_SET PROBLEM_: Set each entry down verbatim, omitting images.

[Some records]
* * * * * * *

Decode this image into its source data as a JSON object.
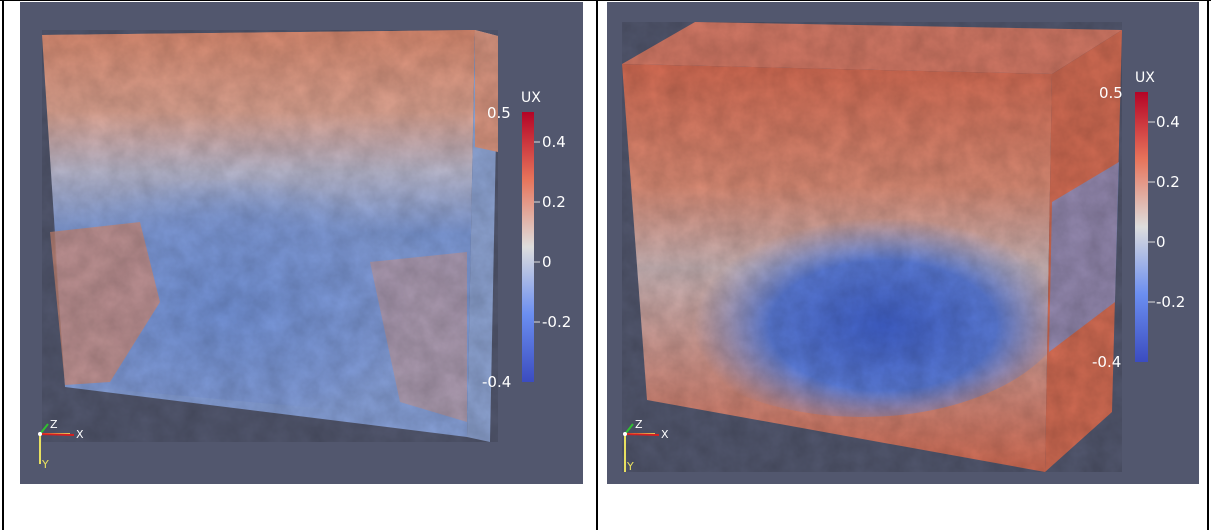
{
  "panels": [
    {
      "colorbar": {
        "title": "UX",
        "range_max_label": "0.5",
        "range_min_label": "-0.4",
        "ticks": [
          "0.4",
          "0.2",
          "0",
          "-0.2"
        ],
        "colors": [
          "#b40426",
          "#e7745b",
          "#dddddd",
          "#6b8ef0",
          "#3b4cc0"
        ]
      },
      "axes": {
        "x": "X",
        "y": "Y",
        "z": "Z"
      }
    },
    {
      "colorbar": {
        "title": "UX",
        "range_max_label": "0.5",
        "range_min_label": "-0.4",
        "ticks": [
          "0.4",
          "0.2",
          "0",
          "-0.2"
        ],
        "colors": [
          "#b40426",
          "#e7745b",
          "#dddddd",
          "#6b8ef0",
          "#3b4cc0"
        ]
      },
      "axes": {
        "x": "X",
        "y": "Y",
        "z": "Z"
      }
    }
  ],
  "background_color": "#52576e"
}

* * * * * * *

_CORRECT RESULT_:
Decode this image into its source data as a JSON object.
{
  "panels": [
    {
      "colorbar": {
        "title": "UX",
        "range_max_label": "0.5",
        "range_min_label": "-0.4",
        "ticks": [
          "0.4",
          "0.2",
          "0",
          "-0.2"
        ],
        "colors": [
          "#b40426",
          "#e7745b",
          "#dddddd",
          "#6b8ef0",
          "#3b4cc0"
        ]
      },
      "axes": {
        "x": "X",
        "y": "Y",
        "z": "Z"
      }
    },
    {
      "colorbar": {
        "title": "UX",
        "range_max_label": "0.5",
        "range_min_label": "-0.4",
        "ticks": [
          "0.4",
          "0.2",
          "0",
          "-0.2"
        ],
        "colors": [
          "#b40426",
          "#e7745b",
          "#dddddd",
          "#6b8ef0",
          "#3b4cc0"
        ]
      },
      "axes": {
        "x": "X",
        "y": "Y",
        "z": "Z"
      }
    }
  ],
  "background_color": "#52576e"
}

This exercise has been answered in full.